STATED PROBLEM
Repeat every entry word for word, but leave the images out of your copy.

Stored data
◆ ◆ ◆ ◆
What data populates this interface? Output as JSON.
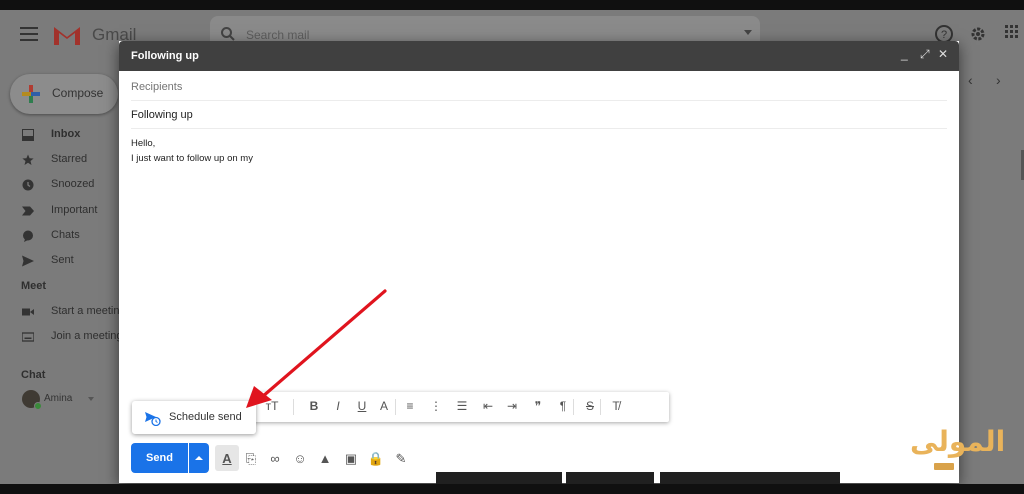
{
  "gmail": {
    "app_name": "Gmail",
    "search_placeholder": "Search mail",
    "compose_label": "Compose",
    "nav": [
      {
        "label": "Inbox",
        "icon": "inbox-icon"
      },
      {
        "label": "Starred",
        "icon": "star-icon"
      },
      {
        "label": "Snoozed",
        "icon": "clock-icon"
      },
      {
        "label": "Important",
        "icon": "important-icon"
      },
      {
        "label": "Chats",
        "icon": "chat-icon"
      },
      {
        "label": "Sent",
        "icon": "send-icon"
      }
    ],
    "meet_heading": "Meet",
    "meet_items": [
      {
        "label": "Start a meeting",
        "icon": "video-icon"
      },
      {
        "label": "Join a meeting",
        "icon": "keyboard-icon"
      }
    ],
    "chat_heading": "Chat",
    "chat_user": "Amina",
    "nav_prev": "‹",
    "nav_next": "›"
  },
  "compose": {
    "title": "Following up",
    "minimize": "_",
    "fullscreen": "⤢",
    "close": "✕",
    "recipients_placeholder": "Recipients",
    "subject": "Following up",
    "body_line1": "Hello,",
    "body_line2": "I just want to follow up on my",
    "schedule_send": "Schedule send",
    "send_label": "Send"
  },
  "formatting": [
    {
      "name": "font-size-button",
      "glyph": "ᴛT"
    },
    {
      "name": "bold-button",
      "glyph": "B"
    },
    {
      "name": "italic-button",
      "glyph": "I"
    },
    {
      "name": "underline-button",
      "glyph": "U"
    },
    {
      "name": "text-color-button",
      "glyph": "A"
    },
    {
      "name": "align-button",
      "glyph": "≡"
    },
    {
      "name": "numbered-list-button",
      "glyph": "⋮"
    },
    {
      "name": "bulleted-list-button",
      "glyph": "☰"
    },
    {
      "name": "indent-less-button",
      "glyph": "⇤"
    },
    {
      "name": "indent-more-button",
      "glyph": "⇥"
    },
    {
      "name": "quote-button",
      "glyph": "❞"
    },
    {
      "name": "rtl-button",
      "glyph": "¶"
    },
    {
      "name": "strikethrough-button",
      "glyph": "S"
    },
    {
      "name": "remove-formatting-button",
      "glyph": "T̸"
    }
  ],
  "bottom_tools": [
    {
      "name": "formatting-options-button",
      "glyph": "A"
    },
    {
      "name": "attach-icon",
      "glyph": "⎘"
    },
    {
      "name": "link-icon",
      "glyph": "∞"
    },
    {
      "name": "emoji-icon",
      "glyph": "☺"
    },
    {
      "name": "drive-icon",
      "glyph": "▲"
    },
    {
      "name": "photo-icon",
      "glyph": "▣"
    },
    {
      "name": "confidential-icon",
      "glyph": "🔒"
    },
    {
      "name": "signature-icon",
      "glyph": "✎"
    }
  ],
  "watermark": "المولى",
  "colors": {
    "send": "#1a73e8",
    "header": "#404040",
    "annotation_arrow": "#e0141e"
  }
}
◆ ◆ ◆ ◆
TASK RESULT
What data populates this interface? Output as JSON.
{
  "gmail": {
    "app_name": "Gmail",
    "search_placeholder": "Search mail",
    "compose_label": "Compose",
    "nav": [
      {
        "label": "Inbox",
        "icon": "inbox-icon"
      },
      {
        "label": "Starred",
        "icon": "star-icon"
      },
      {
        "label": "Snoozed",
        "icon": "clock-icon"
      },
      {
        "label": "Important",
        "icon": "important-icon"
      },
      {
        "label": "Chats",
        "icon": "chat-icon"
      },
      {
        "label": "Sent",
        "icon": "send-icon"
      }
    ],
    "meet_heading": "Meet",
    "meet_items": [
      {
        "label": "Start a meeting",
        "icon": "video-icon"
      },
      {
        "label": "Join a meeting",
        "icon": "keyboard-icon"
      }
    ],
    "chat_heading": "Chat",
    "chat_user": "Amina",
    "nav_prev": "‹",
    "nav_next": "›"
  },
  "compose": {
    "title": "Following up",
    "minimize": "_",
    "fullscreen": "⤢",
    "close": "✕",
    "recipients_placeholder": "Recipients",
    "subject": "Following up",
    "body_line1": "Hello,",
    "body_line2": "I just want to follow up on my",
    "schedule_send": "Schedule send",
    "send_label": "Send"
  },
  "formatting": [
    {
      "name": "font-size-button",
      "glyph": "ᴛT"
    },
    {
      "name": "bold-button",
      "glyph": "B"
    },
    {
      "name": "italic-button",
      "glyph": "I"
    },
    {
      "name": "underline-button",
      "glyph": "U"
    },
    {
      "name": "text-color-button",
      "glyph": "A"
    },
    {
      "name": "align-button",
      "glyph": "≡"
    },
    {
      "name": "numbered-list-button",
      "glyph": "⋮"
    },
    {
      "name": "bulleted-list-button",
      "glyph": "☰"
    },
    {
      "name": "indent-less-button",
      "glyph": "⇤"
    },
    {
      "name": "indent-more-button",
      "glyph": "⇥"
    },
    {
      "name": "quote-button",
      "glyph": "❞"
    },
    {
      "name": "rtl-button",
      "glyph": "¶"
    },
    {
      "name": "strikethrough-button",
      "glyph": "S"
    },
    {
      "name": "remove-formatting-button",
      "glyph": "T̸"
    }
  ],
  "bottom_tools": [
    {
      "name": "formatting-options-button",
      "glyph": "A"
    },
    {
      "name": "attach-icon",
      "glyph": "⎘"
    },
    {
      "name": "link-icon",
      "glyph": "∞"
    },
    {
      "name": "emoji-icon",
      "glyph": "☺"
    },
    {
      "name": "drive-icon",
      "glyph": "▲"
    },
    {
      "name": "photo-icon",
      "glyph": "▣"
    },
    {
      "name": "confidential-icon",
      "glyph": "🔒"
    },
    {
      "name": "signature-icon",
      "glyph": "✎"
    }
  ],
  "watermark": "المولى",
  "colors": {
    "send": "#1a73e8",
    "header": "#404040",
    "annotation_arrow": "#e0141e"
  }
}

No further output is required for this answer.